Repeat the listing word for word. No pictures belong in the copy.

----------

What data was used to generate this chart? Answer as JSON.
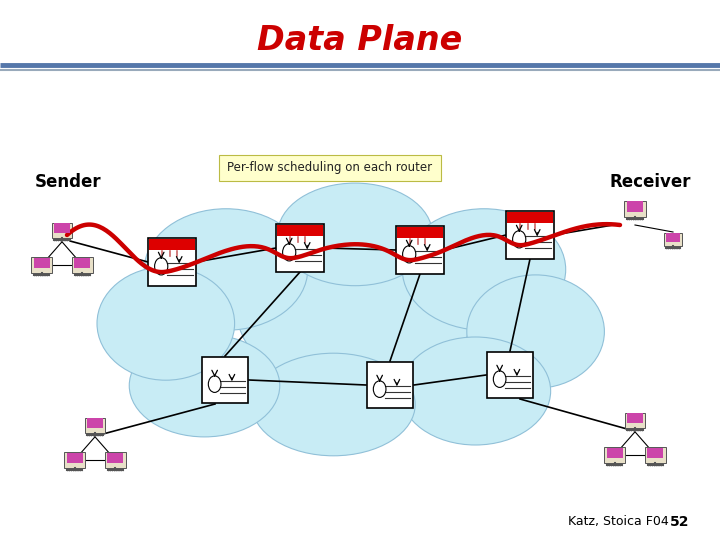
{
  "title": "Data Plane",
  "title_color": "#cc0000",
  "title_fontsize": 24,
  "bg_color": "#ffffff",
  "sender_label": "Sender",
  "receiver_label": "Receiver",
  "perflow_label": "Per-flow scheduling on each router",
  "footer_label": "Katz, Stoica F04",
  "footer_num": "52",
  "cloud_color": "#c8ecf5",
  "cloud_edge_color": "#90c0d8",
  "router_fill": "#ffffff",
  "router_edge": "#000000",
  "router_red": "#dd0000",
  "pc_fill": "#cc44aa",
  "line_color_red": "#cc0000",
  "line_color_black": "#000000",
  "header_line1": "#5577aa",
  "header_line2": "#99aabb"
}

----------

- Solution to the exercise
What data was used to generate this chart? Answer as JSON.
{
  "title": "Data Plane",
  "title_color": "#cc0000",
  "title_fontsize": 24,
  "bg_color": "#ffffff",
  "sender_label": "Sender",
  "receiver_label": "Receiver",
  "perflow_label": "Per-flow scheduling on each router",
  "footer_label": "Katz, Stoica F04",
  "footer_num": "52",
  "cloud_color": "#c8ecf5",
  "cloud_edge_color": "#90c0d8",
  "router_fill": "#ffffff",
  "router_edge": "#000000",
  "router_red": "#dd0000",
  "pc_fill": "#cc44aa",
  "line_color_red": "#cc0000",
  "line_color_black": "#000000",
  "header_line1": "#5577aa",
  "header_line2": "#99aabb"
}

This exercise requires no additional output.